WRITTEN TASK – Gather each line in the entries that includes the string "谢谢大家".

PROVIDED DATA –
+++
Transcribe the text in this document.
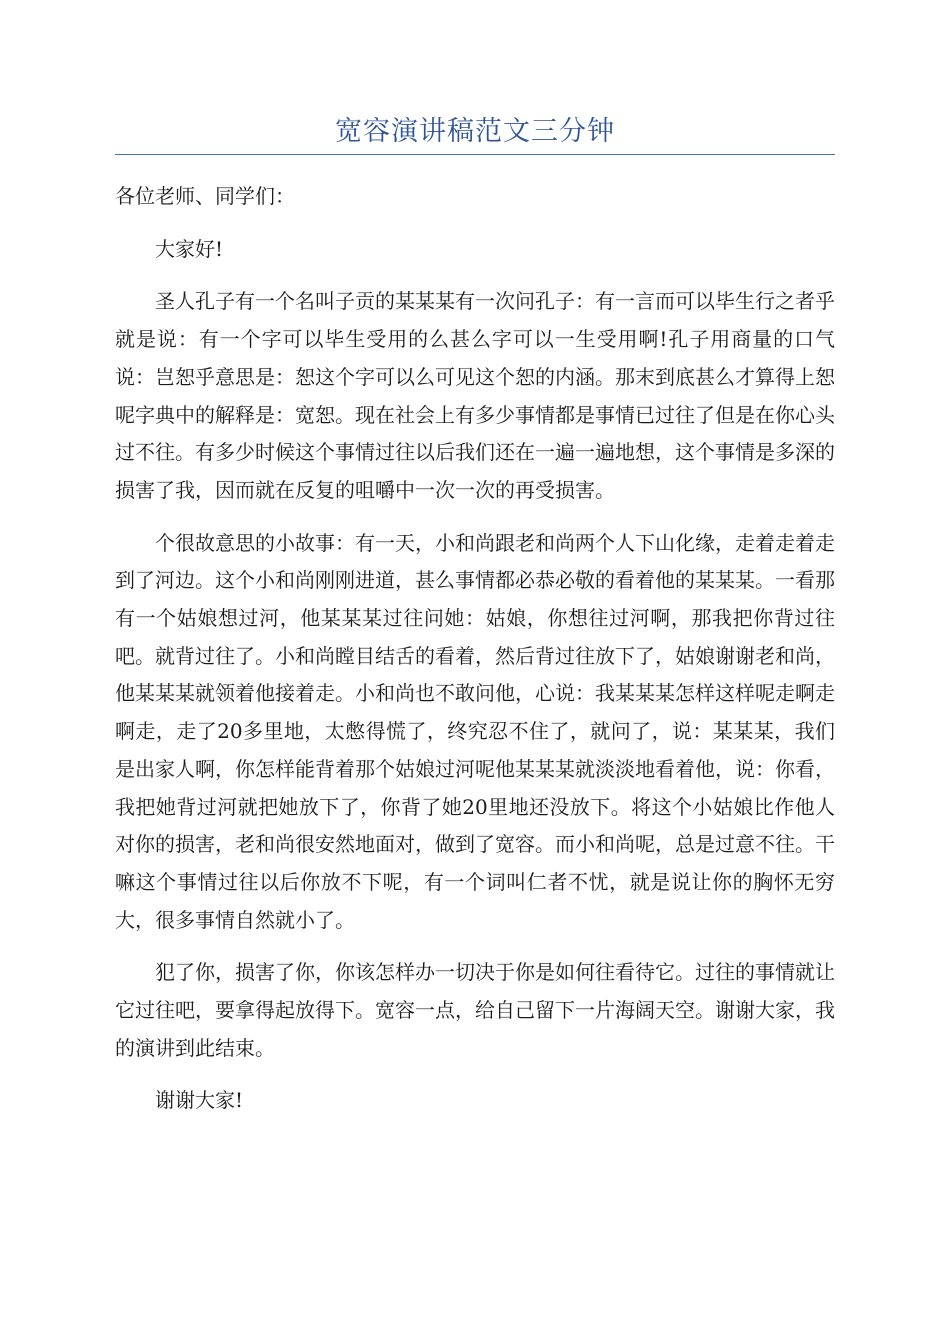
宽容演讲稿范文三分钟

各位老师、同学们：

大家好!

圣人孔子有一个名叫子贡的某某某有一次问孔子：有一言而可以毕生行之者乎就是说：有一个字可以毕生受用的么甚么字可以一生受用啊!孔子用商量的口气说：岂恕乎意思是：恕这个字可以么可见这个恕的内涵。那末到底甚么才算得上恕呢字典中的解释是：宽恕。现在社会上有多少事情都是事情已过往了但是在你心头过不往。有多少时候这个事情过往以后我们还在一遍一遍地想，这个事情是多深的损害了我，因而就在反复的咀嚼中一次一次的再受损害。

个很故意思的小故事：有一天，小和尚跟老和尚两个人下山化缘，走着走着走到了河边。这个小和尚刚刚进道，甚么事情都必恭必敬的看着他的某某某。一看那有一个姑娘想过河，他某某某过往问她：姑娘，你想往过河啊，那我把你背过往吧。就背过往了。小和尚瞠目结舌的看着，然后背过往放下了，姑娘谢谢老和尚，他某某某就领着他接着走。小和尚也不敢问他，心说：我某某某怎样这样呢走啊走啊走，走了20多里地，太憋得慌了，终究忍不住了，就问了，说：某某某，我们是出家人啊，你怎样能背着那个姑娘过河呢他某某某就淡淡地看着他，说：你看，我把她背过河就把她放下了，你背了她20里地还没放下。将这个小姑娘比作他人对你的损害，老和尚很安然地面对，做到了宽容。而小和尚呢，总是过意不往。干嘛这个事情过往以后你放不下呢，有一个词叫仁者不忧，就是说让你的胸怀无穷大，很多事情自然就小了。

犯了你，损害了你，你该怎样办一切决于你是如何往看待它。过往的事情就让它过往吧，要拿得起放得下。宽容一点，给自己留下一片海阔天空。谢谢大家，我的演讲到此结束。

谢谢大家!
+++
EXERCISE SOLUTION –
犯了你，损害了你，你该怎样办一切决于你是如何往看待它。过往的事情就让它过往吧，要拿得起放得下。宽容一点，给自己留下一片海阔天空。谢谢大家，我的演讲到此结束。
谢谢大家!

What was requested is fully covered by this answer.